= Richiesta =
Stampa, senza alcuna modifica, il passo dell'articolo sulla Cgil di Catania che comincia con le parole "Qualcuno, allora, mi" e si chiude dopo "ed ormai indissolubile!".

= Estratto fornito =

---*---

Pubblicato il 10 Agosto 2012
Notizie e riflessioni “poco ortodosse” su una vicenda di cui si parla da qualche tempo e non solo sotto l’Etna….
di Iena SindacaleBeh, meno male che la segreteria provinciale della Cgil di Catania, aveva risposto alle accuse di alcuni politici, che li avevano additati di essere un “comitato elettorale”, dichiarandosi fedeli al loro principio di autonomia (un po’ ambiguo aggiungo io!). Accusano taluni politici di confondere le simpatie di alcuni rappresentanti con lo schieramento di un intero sindacato.
Qualcuno, allora, mi sa spiegare come mai, e soprattutto lo scopo, sul sito della Slc Cgil di Catania si legge un intero articolo scritto da Giuseppe Berretta, nel quale si autoloda del lavoro che fa tutti i giorni per la nostra città e per i suoi lavoratori? La lode, poi, si sdoppia in quanto, a dire dello stesso Berretta, la Cgil (guarda che coincidenza) ha sempre dato una grande mano con delle proposte condivise anche da lui, per trovare delle soluzioni ai problemi dei lavoratori. Sembrano proprio le dichiarazioni di una coppia innamorata ed ormai indissolubile!

---*---

= Dati forniti =
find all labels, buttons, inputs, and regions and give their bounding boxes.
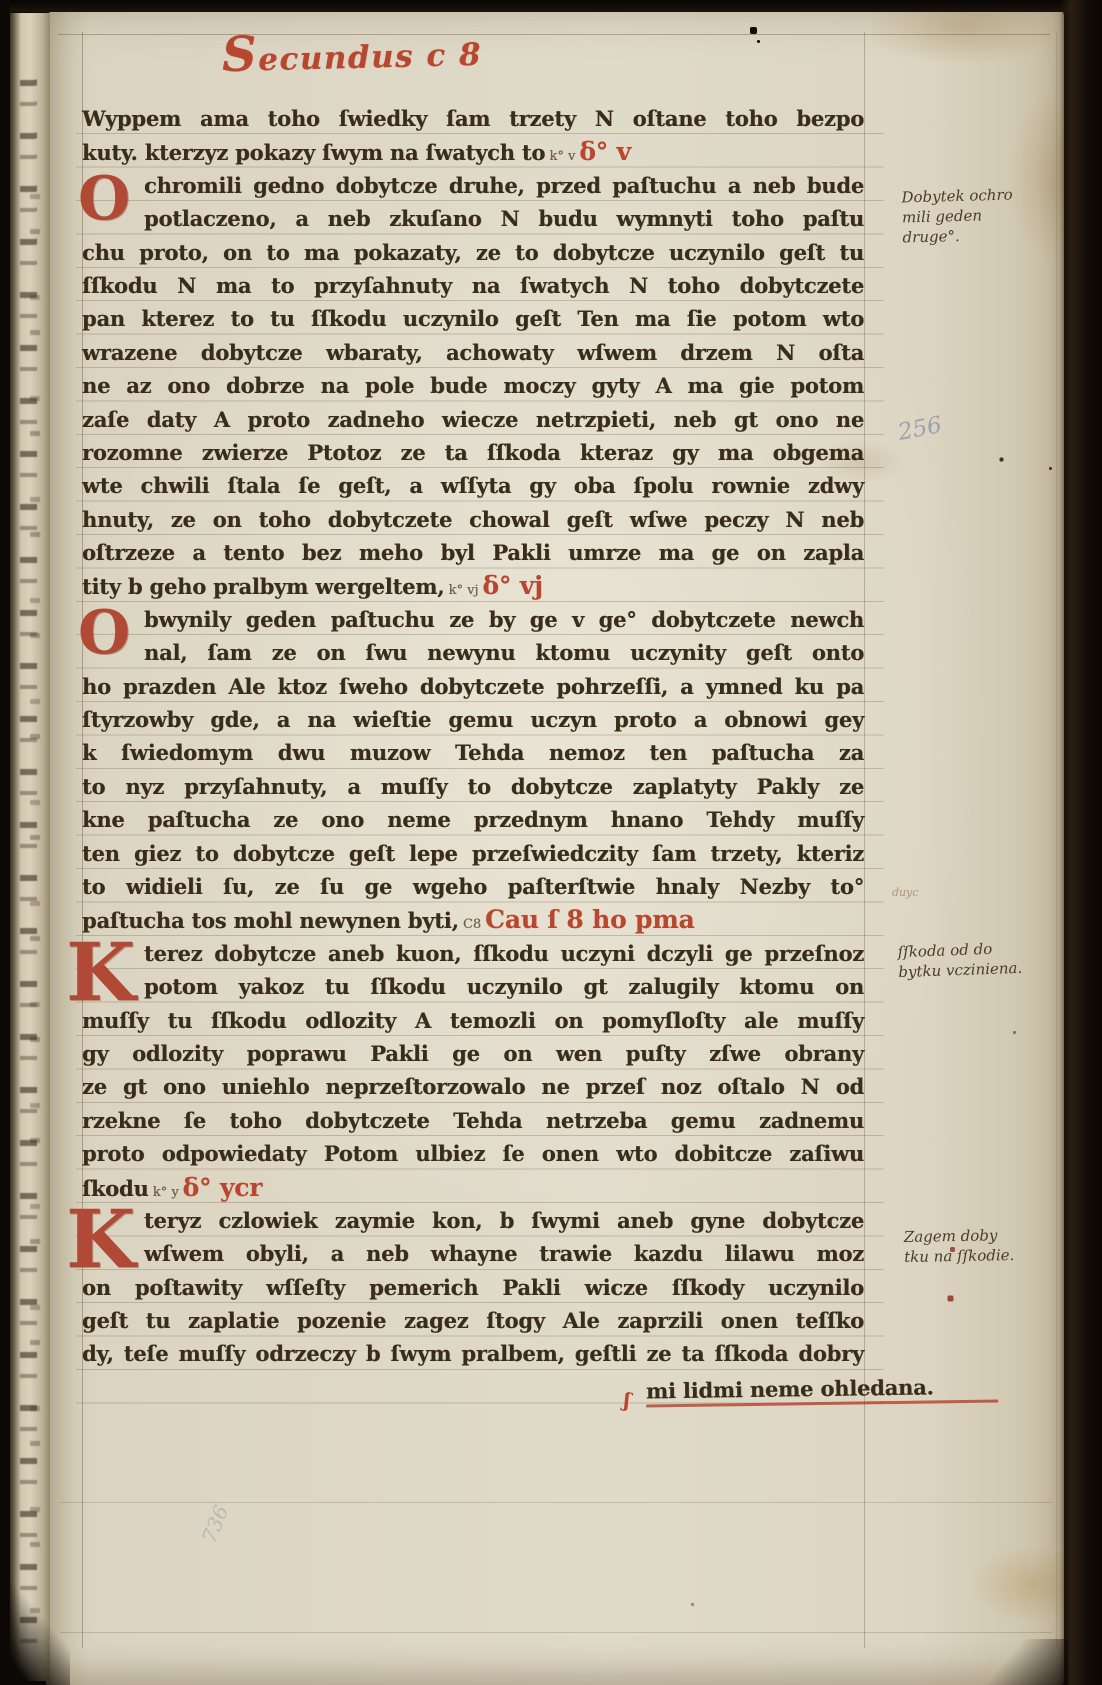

---*---

= Risposta =
Qualcuno, allora, mi sa spiegare come mai, e soprattutto lo scopo, sul sito della Slc Cgil di Catania si legge un intero articolo scritto da Giuseppe Berretta, nel quale si autoloda del lavoro che fa tutti i giorni per la nostra città e per i suoi lavoratori? La lode, poi, si sdoppia in quanto, a dire dello stesso Berretta, la Cgil (guarda che coincidenza) ha sempre dato una grande mano con delle proposte condivise anche da lui, per trovare delle soluzioni ai problemi dei lavoratori. Sembrano proprio le dichiarazioni di una coppia innamorata ed ormai indissolubile!